• _Data supplied_
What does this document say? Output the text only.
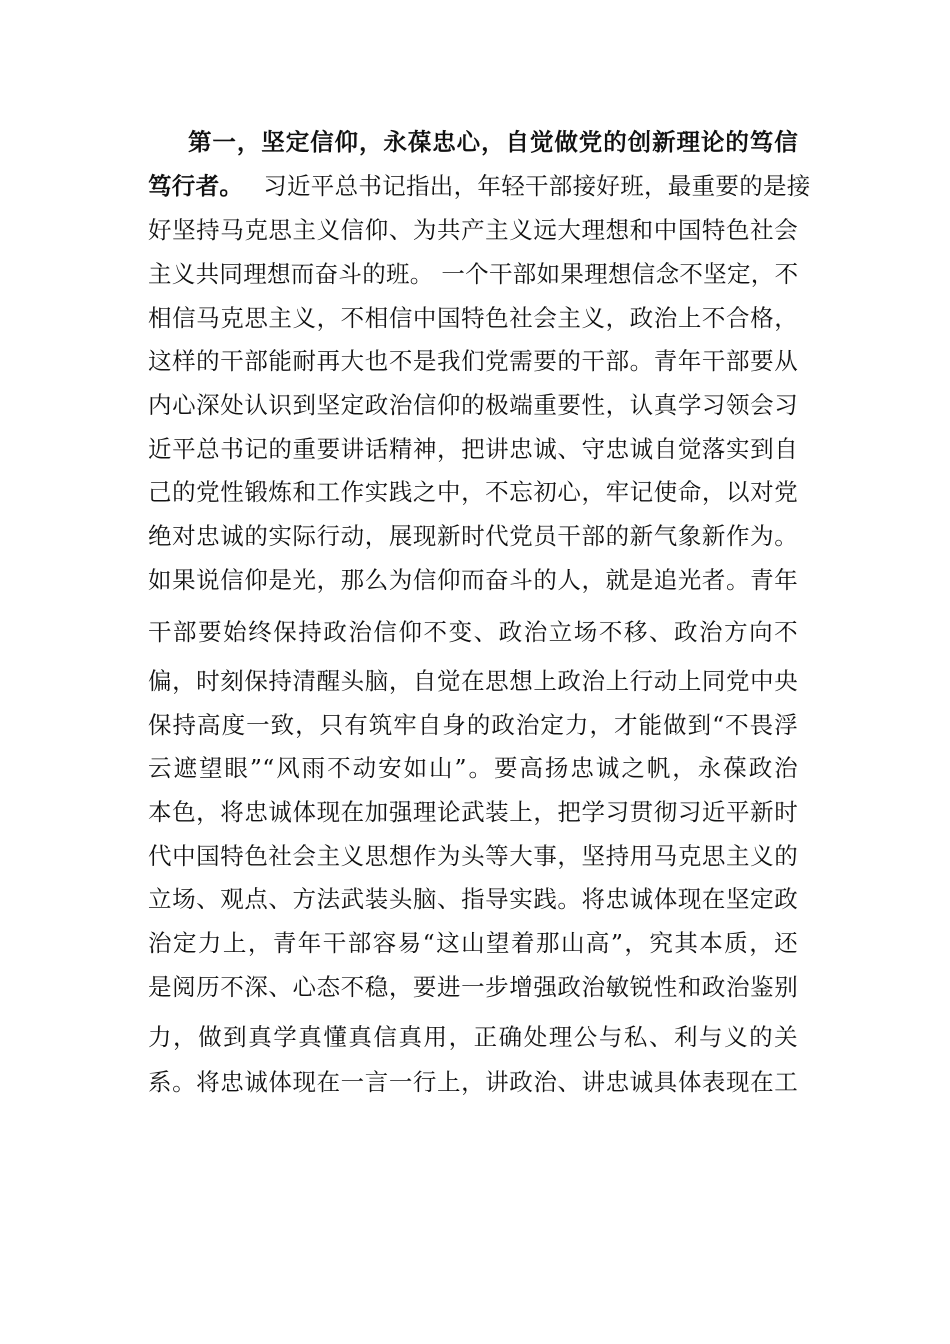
第一，坚定信仰，永葆忠心，自觉做党的创新理论的笃信
笃行者。 习近平总书记指出，年轻干部接好班，最重要的是接
好坚持马克思主义信仰、为共产主义远大理想和中国特色社会
主义共同理想而奋斗的班。 一个干部如果理想信念不坚定，不
相信马克思主义，不相信中国特色社会主义，政治上不合格，
这样的干部能耐再大也不是我们党需要的干部。青年干部要从
内心深处认识到坚定政治信仰的极端重要性，认真学习领会习
近平总书记的重要讲话精神，把讲忠诚、守忠诚自觉落实到自
己的党性锻炼和工作实践之中，不忘初心，牢记使命，以对党
绝对忠诚的实际行动，展现新时代党员干部的新气象新作为。
如果说信仰是光，那么为信仰而奋斗的人，就是追光者。青年
干部要始终保持政治信仰不变、政治立场不移、政治方向不
偏，时刻保持清醒头脑，自觉在思想上政治上行动上同党中央
保持高度一致，只有筑牢自身的政治定力，才能做到“不畏浮
云遮望眼”“风雨不动安如山”。要高扬忠诚之帆，永葆政治
本色，将忠诚体现在加强理论武装上，把学习贯彻习近平新时
代中国特色社会主义思想作为头等大事，坚持用马克思主义的
立场、观点、方法武装头脑、指导实践。将忠诚体现在坚定政
治定力上，青年干部容易“这山望着那山高”，究其本质，还
是阅历不深、心态不稳，要进一步增强政治敏锐性和政治鉴别
力，做到真学真懂真信真用，正确处理公与私、利与义的关
系。将忠诚体现在一言一行上，讲政治、讲忠诚具体表现在工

• _The exercise_
Transcribe the complete set of entries verbatim. No pictures belong in the copy.

• _Full response_
What does this document say? Output the text only.
第一，坚定信仰，永葆忠心，自觉做党的创新理论的笃信
笃行者。 习近平总书记指出，年轻干部接好班，最重要的是接
好坚持马克思主义信仰、为共产主义远大理想和中国特色社会
主义共同理想而奋斗的班。 一个干部如果理想信念不坚定，不
相信马克思主义，不相信中国特色社会主义，政治上不合格，
这样的干部能耐再大也不是我们党需要的干部。青年干部要从
内心深处认识到坚定政治信仰的极端重要性，认真学习领会习
近平总书记的重要讲话精神，把讲忠诚、守忠诚自觉落实到自
己的党性锻炼和工作实践之中，不忘初心，牢记使命，以对党
绝对忠诚的实际行动，展现新时代党员干部的新气象新作为。
如果说信仰是光，那么为信仰而奋斗的人，就是追光者。青年
干部要始终保持政治信仰不变、政治立场不移、政治方向不
偏，时刻保持清醒头脑，自觉在思想上政治上行动上同党中央
保持高度一致，只有筑牢自身的政治定力，才能做到“不畏浮
云遮望眼”“风雨不动安如山”。要高扬忠诚之帆，永葆政治
本色，将忠诚体现在加强理论武装上，把学习贯彻习近平新时
代中国特色社会主义思想作为头等大事，坚持用马克思主义的
立场、观点、方法武装头脑、指导实践。将忠诚体现在坚定政
治定力上，青年干部容易“这山望着那山高”，究其本质，还
是阅历不深、心态不稳，要进一步增强政治敏锐性和政治鉴别
力，做到真学真懂真信真用，正确处理公与私、利与义的关
系。将忠诚体现在一言一行上，讲政治、讲忠诚具体表现在工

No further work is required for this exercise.